**Written task:** Using the data below, determine the number of lines that include the string "thérapeutique". Write only that number.

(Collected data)
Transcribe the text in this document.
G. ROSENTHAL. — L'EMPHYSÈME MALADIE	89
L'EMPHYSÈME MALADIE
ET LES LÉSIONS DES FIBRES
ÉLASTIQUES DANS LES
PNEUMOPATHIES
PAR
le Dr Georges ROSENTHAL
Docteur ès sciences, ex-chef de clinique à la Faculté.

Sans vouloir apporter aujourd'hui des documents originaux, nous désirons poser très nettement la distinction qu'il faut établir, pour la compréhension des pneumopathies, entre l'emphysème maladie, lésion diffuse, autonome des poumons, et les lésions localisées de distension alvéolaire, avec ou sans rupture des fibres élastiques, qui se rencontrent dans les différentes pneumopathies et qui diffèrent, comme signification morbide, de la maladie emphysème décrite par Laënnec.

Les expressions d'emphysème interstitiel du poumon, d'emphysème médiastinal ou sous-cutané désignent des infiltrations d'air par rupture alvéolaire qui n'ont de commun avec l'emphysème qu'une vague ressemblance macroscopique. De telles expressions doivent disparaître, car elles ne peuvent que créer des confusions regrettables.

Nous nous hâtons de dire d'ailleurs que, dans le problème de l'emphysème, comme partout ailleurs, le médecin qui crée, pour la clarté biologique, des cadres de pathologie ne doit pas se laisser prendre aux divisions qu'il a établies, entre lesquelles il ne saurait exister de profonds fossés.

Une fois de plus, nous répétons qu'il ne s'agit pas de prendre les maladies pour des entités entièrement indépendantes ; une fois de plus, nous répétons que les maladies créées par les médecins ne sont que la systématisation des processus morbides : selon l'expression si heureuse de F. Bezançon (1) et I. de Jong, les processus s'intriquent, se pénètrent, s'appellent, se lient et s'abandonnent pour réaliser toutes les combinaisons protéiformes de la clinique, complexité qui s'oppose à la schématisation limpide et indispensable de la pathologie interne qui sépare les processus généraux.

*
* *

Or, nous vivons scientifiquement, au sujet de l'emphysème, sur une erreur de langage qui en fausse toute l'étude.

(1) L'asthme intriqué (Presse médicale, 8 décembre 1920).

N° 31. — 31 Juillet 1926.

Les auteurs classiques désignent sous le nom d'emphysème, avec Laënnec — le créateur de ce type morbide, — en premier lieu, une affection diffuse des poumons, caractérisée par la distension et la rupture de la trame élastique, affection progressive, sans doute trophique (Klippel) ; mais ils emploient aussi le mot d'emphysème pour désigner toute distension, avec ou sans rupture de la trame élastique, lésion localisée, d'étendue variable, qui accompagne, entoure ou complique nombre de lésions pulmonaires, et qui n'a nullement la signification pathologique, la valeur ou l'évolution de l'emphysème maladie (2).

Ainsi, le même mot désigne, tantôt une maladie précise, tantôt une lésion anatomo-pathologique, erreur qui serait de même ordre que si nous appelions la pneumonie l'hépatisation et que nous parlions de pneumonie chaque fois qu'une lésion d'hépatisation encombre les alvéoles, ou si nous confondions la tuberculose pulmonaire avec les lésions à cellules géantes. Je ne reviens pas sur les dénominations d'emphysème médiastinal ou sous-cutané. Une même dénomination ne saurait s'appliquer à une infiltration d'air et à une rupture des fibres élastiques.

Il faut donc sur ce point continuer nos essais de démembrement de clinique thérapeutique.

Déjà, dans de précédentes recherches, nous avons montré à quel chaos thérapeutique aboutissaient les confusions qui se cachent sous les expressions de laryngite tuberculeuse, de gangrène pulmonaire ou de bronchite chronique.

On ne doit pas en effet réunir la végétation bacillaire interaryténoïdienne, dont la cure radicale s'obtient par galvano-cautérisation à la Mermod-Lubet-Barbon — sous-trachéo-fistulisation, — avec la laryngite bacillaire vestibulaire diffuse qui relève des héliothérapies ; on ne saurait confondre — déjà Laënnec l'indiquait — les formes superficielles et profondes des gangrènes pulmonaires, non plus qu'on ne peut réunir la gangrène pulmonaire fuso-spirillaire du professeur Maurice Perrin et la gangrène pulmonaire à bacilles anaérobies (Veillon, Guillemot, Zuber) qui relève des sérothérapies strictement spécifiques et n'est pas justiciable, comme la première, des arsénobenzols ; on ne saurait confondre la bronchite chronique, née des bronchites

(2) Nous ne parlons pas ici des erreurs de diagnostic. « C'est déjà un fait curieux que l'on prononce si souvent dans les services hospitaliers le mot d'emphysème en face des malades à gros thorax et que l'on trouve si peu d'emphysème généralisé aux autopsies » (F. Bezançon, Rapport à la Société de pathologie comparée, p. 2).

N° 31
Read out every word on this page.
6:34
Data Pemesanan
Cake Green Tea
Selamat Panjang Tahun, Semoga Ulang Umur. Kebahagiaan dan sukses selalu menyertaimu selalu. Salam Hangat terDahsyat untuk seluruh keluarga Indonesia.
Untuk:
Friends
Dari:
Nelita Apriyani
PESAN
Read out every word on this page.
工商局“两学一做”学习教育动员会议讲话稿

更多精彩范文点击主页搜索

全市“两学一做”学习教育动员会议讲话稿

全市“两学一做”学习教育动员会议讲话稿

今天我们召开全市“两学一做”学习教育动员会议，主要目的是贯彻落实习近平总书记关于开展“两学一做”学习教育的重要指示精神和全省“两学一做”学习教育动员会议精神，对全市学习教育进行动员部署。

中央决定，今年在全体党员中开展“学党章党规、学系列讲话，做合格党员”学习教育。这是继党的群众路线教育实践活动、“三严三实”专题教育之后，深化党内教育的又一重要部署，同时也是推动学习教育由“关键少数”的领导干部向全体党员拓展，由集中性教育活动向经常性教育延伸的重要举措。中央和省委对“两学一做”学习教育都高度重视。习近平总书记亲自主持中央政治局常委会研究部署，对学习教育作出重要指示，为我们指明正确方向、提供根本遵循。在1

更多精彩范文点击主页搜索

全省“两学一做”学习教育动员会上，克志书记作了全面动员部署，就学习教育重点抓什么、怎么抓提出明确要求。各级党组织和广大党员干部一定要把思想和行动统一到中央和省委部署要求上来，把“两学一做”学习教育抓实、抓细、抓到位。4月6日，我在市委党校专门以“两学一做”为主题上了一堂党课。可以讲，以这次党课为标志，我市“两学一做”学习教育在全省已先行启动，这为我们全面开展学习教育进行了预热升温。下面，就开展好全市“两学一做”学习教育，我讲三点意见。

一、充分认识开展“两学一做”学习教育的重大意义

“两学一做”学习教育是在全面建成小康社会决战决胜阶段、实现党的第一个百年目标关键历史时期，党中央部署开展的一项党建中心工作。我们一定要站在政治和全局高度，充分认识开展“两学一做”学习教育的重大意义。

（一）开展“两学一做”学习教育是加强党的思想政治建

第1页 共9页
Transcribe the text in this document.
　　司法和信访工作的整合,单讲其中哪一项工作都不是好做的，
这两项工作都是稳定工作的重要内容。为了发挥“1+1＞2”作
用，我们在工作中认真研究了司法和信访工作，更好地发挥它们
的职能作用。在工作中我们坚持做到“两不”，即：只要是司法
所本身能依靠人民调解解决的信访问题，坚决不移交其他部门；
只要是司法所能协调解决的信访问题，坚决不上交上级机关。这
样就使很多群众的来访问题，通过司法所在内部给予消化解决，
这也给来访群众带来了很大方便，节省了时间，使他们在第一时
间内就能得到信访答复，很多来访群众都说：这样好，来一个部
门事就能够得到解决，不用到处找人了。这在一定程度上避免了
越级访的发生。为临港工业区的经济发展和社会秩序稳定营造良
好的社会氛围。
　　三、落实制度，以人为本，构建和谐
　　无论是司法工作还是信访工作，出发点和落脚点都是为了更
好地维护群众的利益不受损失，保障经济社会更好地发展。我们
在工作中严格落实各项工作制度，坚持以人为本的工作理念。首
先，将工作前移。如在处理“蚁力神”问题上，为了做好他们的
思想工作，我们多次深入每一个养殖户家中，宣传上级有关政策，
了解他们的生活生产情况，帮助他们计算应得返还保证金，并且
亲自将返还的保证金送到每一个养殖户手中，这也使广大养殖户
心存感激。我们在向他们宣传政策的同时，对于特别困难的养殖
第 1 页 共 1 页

**Answer to this exercise:** 2